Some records
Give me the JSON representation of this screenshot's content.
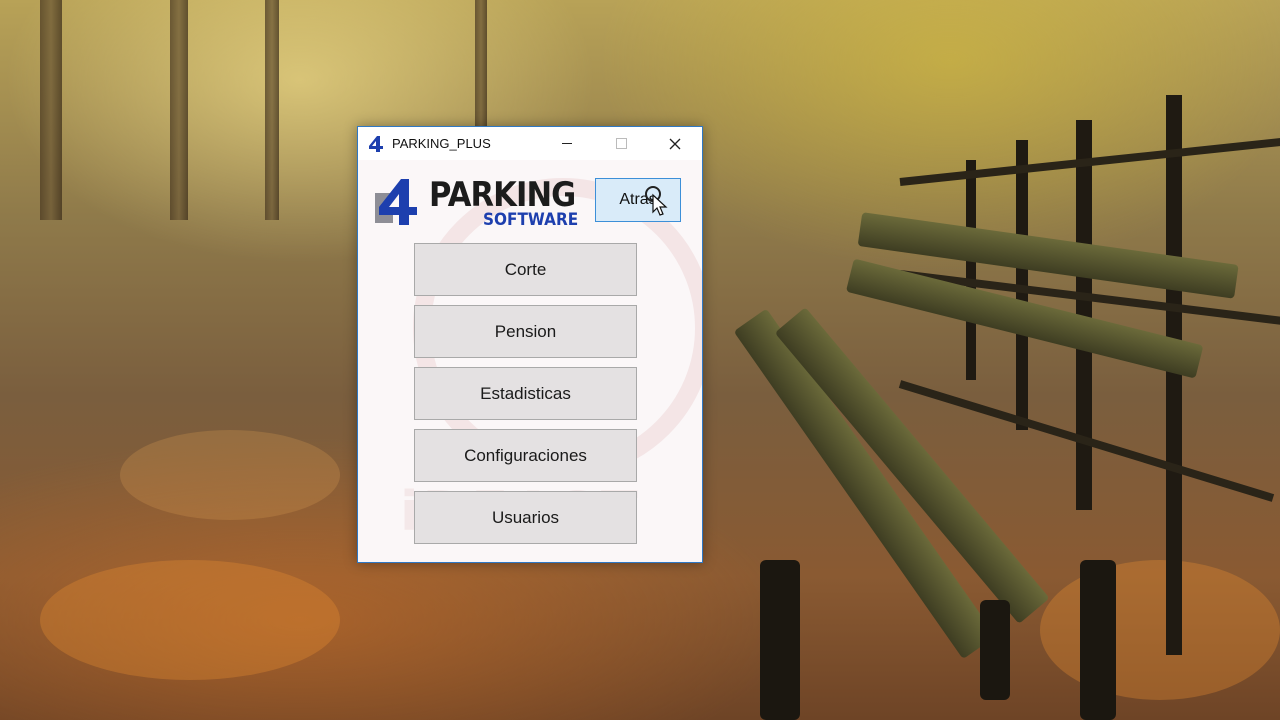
{
  "window": {
    "title": "PARKING_PLUS",
    "accent_color": "#2f78c4"
  },
  "logo": {
    "mark": "4",
    "word_top": "PARKING",
    "word_bottom": "SOFTWARE",
    "brand_color": "#1d3fae"
  },
  "toolbar": {
    "back_label": "Atras"
  },
  "menu": {
    "items": [
      {
        "label": "Corte"
      },
      {
        "label": "Pension"
      },
      {
        "label": "Estadisticas"
      },
      {
        "label": "Configuraciones"
      },
      {
        "label": "Usuarios"
      }
    ]
  },
  "icons": {
    "app": "parking-logo-icon",
    "minimize": "minimize-icon",
    "maximize": "maximize-icon",
    "close": "close-icon",
    "cursor": "busy-cursor-icon"
  }
}
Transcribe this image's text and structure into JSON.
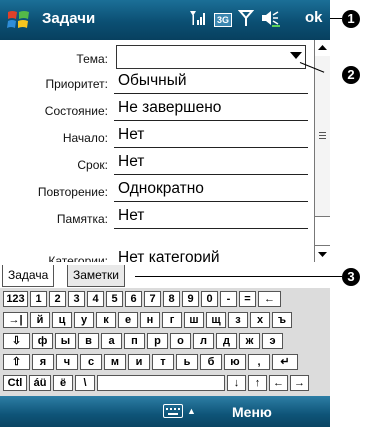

What the task requires:
Leaving aside the images, write out the entries above word for word.

Result of this task:
Give me the JSON representation of this screenshot's content.
{
  "window": {
    "title": "PARKING_PLUS",
    "accent_color": "#2f78c4"
  },
  "logo": {
    "mark": "4",
    "word_top": "PARKING",
    "word_bottom": "SOFTWARE",
    "brand_color": "#1d3fae"
  },
  "toolbar": {
    "back_label": "Atras"
  },
  "menu": {
    "items": [
      {
        "label": "Corte"
      },
      {
        "label": "Pension"
      },
      {
        "label": "Estadisticas"
      },
      {
        "label": "Configuraciones"
      },
      {
        "label": "Usuarios"
      }
    ]
  },
  "icons": {
    "app": "parking-logo-icon",
    "minimize": "minimize-icon",
    "maximize": "maximize-icon",
    "close": "close-icon",
    "cursor": "busy-cursor-icon"
  }
}
Transcribe this image's text and structure into JSON.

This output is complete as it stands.